= GIVEN REQUEST =
Identify each line in the records below that contains the word "santé" and copy those lines. Case counts, so match uppercase and lowercase letters precisely.

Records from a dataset
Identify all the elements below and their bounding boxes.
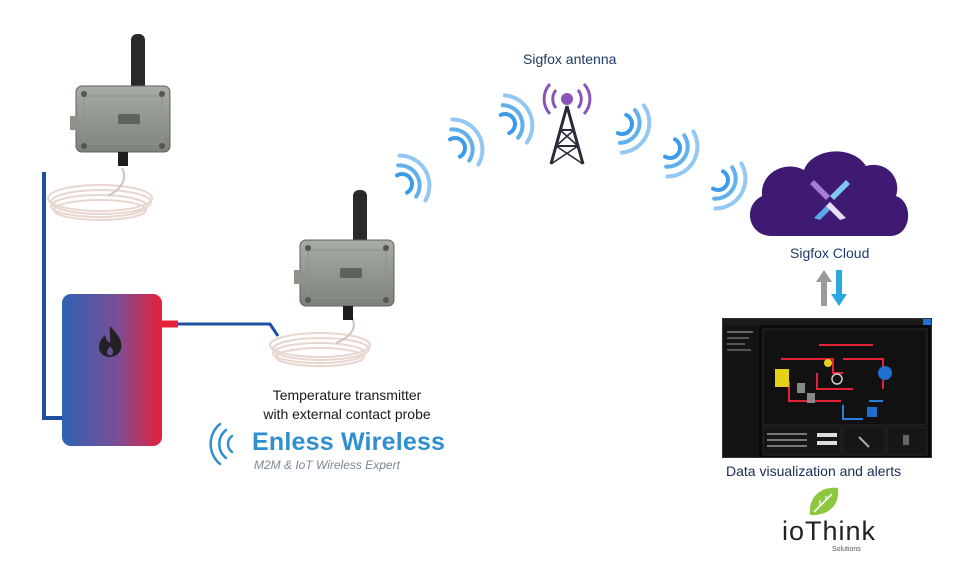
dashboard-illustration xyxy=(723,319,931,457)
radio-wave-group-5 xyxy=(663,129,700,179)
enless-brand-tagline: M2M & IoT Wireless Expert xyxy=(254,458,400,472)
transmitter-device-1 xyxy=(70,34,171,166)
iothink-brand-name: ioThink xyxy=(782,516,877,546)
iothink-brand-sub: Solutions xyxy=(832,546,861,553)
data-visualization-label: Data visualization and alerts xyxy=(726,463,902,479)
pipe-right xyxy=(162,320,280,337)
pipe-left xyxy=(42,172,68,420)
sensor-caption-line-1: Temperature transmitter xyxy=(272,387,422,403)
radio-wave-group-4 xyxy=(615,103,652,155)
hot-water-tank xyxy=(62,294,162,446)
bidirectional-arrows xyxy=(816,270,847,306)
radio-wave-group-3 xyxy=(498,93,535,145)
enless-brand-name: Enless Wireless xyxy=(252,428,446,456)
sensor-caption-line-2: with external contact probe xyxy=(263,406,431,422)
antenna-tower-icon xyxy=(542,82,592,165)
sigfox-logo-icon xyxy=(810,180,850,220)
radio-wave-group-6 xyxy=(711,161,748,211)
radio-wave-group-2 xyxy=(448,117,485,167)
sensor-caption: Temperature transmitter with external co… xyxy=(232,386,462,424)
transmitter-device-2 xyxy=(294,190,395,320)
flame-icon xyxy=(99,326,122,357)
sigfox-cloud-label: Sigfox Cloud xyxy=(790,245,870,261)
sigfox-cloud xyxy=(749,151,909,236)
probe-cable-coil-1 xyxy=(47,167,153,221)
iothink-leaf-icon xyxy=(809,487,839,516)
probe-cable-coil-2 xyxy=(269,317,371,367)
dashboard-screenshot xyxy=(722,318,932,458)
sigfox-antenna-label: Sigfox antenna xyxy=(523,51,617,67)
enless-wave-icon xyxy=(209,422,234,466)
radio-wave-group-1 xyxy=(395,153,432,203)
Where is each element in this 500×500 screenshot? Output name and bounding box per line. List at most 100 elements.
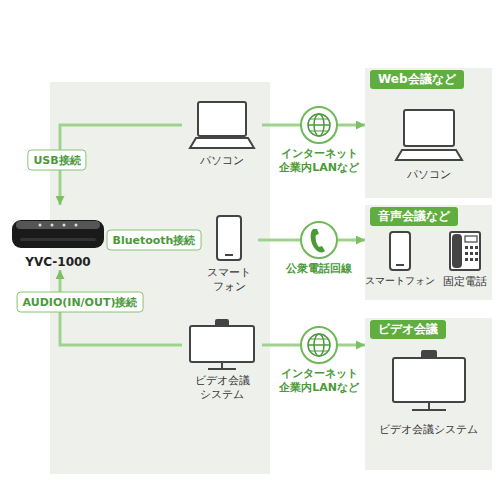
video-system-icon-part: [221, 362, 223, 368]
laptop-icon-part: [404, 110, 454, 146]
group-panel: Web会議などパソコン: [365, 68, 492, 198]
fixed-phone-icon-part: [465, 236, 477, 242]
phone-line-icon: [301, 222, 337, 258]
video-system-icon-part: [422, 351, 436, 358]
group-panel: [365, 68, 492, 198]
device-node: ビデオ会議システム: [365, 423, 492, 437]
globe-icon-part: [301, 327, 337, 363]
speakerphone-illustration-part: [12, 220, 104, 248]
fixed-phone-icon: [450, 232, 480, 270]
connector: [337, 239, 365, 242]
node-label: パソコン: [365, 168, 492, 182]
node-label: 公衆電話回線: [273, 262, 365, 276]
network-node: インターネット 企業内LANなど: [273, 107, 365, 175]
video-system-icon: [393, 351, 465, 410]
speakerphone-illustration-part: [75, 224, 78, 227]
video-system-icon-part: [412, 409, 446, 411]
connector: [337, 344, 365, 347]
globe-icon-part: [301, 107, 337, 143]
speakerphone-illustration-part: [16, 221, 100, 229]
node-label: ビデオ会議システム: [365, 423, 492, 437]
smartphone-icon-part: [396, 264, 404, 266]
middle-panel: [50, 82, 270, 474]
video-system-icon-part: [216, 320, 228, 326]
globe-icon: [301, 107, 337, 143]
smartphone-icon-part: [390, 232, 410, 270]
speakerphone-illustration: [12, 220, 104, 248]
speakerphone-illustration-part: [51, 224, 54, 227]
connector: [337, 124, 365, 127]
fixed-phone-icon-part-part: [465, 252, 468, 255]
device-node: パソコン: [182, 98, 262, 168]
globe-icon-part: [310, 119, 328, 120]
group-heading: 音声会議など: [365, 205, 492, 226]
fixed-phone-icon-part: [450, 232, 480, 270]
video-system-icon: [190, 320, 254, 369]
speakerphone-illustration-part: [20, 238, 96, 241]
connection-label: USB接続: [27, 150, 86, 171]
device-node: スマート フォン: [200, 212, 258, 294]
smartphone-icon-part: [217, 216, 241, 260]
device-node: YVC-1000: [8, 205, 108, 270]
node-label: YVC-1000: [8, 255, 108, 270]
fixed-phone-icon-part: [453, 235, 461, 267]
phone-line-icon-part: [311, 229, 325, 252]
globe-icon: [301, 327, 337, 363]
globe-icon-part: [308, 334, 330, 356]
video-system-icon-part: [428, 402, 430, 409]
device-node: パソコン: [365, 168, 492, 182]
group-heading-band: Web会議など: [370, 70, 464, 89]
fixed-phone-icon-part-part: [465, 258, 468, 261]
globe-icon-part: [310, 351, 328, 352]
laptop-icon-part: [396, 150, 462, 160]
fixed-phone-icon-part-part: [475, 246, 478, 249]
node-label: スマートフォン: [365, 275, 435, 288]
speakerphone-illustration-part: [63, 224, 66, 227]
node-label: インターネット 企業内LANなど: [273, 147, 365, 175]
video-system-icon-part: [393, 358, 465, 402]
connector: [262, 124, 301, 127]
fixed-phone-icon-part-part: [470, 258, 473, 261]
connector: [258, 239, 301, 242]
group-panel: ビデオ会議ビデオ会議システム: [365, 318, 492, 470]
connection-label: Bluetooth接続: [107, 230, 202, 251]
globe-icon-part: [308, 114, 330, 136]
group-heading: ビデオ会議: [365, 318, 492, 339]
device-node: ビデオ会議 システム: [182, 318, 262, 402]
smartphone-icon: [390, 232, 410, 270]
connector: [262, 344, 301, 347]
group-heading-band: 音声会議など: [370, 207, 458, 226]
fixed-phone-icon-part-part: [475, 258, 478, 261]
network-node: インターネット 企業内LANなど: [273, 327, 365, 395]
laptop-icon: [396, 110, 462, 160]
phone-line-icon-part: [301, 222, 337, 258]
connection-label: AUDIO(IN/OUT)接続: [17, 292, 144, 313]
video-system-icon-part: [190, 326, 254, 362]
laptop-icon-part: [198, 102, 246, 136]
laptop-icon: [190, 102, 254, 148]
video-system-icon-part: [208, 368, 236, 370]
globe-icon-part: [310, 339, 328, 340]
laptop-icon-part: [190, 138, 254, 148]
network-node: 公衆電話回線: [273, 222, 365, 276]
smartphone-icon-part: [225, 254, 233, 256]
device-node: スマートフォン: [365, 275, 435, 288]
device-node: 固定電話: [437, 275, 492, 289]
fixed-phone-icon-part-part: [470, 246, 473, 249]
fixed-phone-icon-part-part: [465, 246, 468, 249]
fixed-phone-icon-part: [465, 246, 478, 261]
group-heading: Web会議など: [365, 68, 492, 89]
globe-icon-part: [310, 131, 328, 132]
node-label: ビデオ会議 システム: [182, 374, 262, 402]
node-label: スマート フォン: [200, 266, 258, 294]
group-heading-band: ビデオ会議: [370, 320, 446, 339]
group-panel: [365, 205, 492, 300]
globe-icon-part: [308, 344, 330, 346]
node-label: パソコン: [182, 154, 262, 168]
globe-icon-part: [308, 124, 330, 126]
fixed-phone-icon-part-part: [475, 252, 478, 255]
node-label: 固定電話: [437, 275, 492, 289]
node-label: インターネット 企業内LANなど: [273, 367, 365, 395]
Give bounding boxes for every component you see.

* * *

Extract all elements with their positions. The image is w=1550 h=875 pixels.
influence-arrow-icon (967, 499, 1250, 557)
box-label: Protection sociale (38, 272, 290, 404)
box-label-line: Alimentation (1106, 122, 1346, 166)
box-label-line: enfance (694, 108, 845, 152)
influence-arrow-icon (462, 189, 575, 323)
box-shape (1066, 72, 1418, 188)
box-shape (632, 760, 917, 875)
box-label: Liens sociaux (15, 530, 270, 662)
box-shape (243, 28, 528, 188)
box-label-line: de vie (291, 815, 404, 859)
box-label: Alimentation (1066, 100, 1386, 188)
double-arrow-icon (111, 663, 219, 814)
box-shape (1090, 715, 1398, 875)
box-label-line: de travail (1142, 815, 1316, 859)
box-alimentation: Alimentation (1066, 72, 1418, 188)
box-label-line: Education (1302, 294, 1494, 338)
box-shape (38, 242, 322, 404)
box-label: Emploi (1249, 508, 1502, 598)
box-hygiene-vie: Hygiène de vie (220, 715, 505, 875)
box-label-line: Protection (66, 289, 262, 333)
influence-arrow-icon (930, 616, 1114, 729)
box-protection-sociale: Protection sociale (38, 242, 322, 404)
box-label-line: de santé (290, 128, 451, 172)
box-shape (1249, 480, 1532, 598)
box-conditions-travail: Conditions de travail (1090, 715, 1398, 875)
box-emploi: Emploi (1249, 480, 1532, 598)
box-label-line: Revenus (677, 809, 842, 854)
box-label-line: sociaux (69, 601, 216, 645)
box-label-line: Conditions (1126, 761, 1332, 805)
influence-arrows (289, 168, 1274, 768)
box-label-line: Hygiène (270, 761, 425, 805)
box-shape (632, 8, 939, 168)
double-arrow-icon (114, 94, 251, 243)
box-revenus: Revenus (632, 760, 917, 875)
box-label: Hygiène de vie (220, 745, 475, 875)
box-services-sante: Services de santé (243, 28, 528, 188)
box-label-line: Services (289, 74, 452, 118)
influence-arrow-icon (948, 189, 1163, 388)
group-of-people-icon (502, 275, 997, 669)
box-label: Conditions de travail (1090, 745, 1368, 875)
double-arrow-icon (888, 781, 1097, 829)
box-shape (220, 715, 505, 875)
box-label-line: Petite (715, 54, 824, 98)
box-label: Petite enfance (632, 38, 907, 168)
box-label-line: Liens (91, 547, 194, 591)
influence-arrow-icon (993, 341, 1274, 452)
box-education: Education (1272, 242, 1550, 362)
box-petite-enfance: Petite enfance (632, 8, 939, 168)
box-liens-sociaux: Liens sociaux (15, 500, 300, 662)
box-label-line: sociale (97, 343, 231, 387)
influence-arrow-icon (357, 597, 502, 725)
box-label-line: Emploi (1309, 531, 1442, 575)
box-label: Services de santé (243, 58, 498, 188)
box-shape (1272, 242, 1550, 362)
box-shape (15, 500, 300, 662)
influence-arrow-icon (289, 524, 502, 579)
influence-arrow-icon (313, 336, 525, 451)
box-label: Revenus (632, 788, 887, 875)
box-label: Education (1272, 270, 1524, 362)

==

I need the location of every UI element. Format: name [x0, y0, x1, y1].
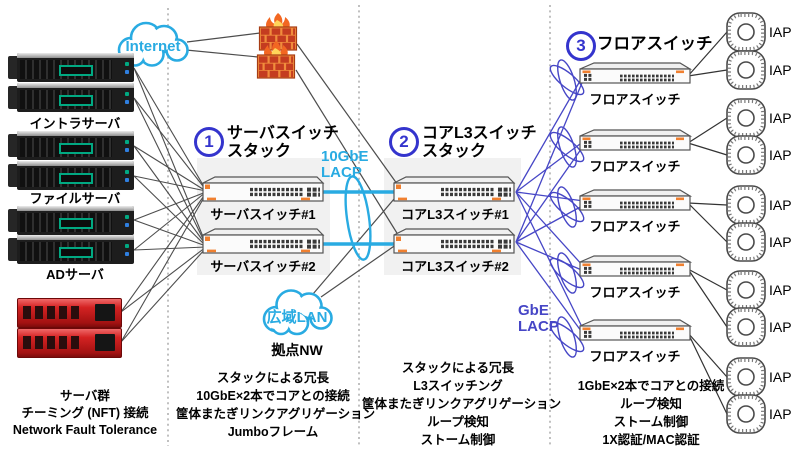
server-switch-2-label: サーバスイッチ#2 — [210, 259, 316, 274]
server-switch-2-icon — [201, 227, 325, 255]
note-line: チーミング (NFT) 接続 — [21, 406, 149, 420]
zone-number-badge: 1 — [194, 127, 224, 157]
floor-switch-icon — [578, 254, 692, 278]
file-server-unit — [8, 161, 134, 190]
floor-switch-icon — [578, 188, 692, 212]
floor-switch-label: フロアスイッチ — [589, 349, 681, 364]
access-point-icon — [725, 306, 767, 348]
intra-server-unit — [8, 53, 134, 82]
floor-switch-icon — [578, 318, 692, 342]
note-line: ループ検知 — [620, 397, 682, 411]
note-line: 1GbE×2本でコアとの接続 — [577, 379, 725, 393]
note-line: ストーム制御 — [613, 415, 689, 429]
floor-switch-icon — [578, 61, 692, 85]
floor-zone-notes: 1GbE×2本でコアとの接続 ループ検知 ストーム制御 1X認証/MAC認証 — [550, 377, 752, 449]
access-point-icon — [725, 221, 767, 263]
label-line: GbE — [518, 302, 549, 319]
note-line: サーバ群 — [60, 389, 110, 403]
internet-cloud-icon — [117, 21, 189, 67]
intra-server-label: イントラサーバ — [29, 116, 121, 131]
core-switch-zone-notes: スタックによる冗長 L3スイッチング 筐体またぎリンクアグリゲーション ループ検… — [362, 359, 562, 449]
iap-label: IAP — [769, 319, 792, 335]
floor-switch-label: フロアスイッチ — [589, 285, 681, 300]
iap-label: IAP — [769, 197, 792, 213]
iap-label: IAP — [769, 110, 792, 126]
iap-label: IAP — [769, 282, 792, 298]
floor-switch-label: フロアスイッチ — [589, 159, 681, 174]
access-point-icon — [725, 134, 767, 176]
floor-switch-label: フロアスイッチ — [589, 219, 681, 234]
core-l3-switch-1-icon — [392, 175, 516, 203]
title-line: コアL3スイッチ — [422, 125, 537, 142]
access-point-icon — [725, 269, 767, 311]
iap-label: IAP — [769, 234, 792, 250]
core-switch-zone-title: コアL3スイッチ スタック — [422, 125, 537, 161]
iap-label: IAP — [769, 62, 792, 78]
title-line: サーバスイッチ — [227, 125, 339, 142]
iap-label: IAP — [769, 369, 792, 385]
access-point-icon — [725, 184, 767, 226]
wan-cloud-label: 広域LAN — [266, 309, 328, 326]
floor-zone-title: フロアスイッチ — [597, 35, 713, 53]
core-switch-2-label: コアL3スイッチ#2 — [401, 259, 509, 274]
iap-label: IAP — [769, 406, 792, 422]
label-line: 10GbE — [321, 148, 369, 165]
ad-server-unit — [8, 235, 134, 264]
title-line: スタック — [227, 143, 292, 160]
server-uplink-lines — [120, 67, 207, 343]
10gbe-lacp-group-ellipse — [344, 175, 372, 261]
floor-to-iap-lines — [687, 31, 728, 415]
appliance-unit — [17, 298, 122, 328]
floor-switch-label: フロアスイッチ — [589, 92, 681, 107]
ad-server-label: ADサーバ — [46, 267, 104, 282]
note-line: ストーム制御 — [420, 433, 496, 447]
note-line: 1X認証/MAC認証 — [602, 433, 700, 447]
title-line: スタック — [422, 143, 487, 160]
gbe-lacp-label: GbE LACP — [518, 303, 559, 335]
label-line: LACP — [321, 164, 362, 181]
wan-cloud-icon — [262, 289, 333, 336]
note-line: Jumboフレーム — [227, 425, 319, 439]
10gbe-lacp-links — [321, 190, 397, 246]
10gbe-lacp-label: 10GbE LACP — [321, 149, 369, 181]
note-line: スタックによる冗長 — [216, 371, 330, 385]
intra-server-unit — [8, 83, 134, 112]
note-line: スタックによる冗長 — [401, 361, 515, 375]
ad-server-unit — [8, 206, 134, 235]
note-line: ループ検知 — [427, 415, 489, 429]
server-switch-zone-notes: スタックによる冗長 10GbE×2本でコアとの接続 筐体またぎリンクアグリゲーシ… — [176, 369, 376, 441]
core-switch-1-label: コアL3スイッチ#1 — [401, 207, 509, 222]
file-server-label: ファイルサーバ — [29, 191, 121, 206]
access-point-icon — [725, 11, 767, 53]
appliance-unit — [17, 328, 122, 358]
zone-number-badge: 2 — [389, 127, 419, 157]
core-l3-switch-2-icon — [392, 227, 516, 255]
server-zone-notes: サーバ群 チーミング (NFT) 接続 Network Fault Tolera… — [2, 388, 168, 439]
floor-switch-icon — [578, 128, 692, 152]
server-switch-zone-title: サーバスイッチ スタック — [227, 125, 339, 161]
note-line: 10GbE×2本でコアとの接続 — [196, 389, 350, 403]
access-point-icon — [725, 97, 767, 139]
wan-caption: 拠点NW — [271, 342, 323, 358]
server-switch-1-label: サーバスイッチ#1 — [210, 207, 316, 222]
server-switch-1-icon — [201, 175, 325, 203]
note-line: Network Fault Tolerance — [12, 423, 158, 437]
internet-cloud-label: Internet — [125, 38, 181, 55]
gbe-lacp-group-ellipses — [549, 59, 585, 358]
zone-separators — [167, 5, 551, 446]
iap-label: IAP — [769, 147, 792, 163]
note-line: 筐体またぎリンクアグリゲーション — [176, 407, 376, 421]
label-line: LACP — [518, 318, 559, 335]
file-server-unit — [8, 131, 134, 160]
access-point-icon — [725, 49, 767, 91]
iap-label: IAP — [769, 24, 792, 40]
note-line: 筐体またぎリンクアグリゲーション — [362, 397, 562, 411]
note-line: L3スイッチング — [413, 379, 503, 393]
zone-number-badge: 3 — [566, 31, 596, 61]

= RESPONSE =
box-label-line: de santé (290, 128, 451, 172)
box-services-sante: Services de santé (243, 28, 528, 188)
box-label: Services de santé (243, 58, 498, 188)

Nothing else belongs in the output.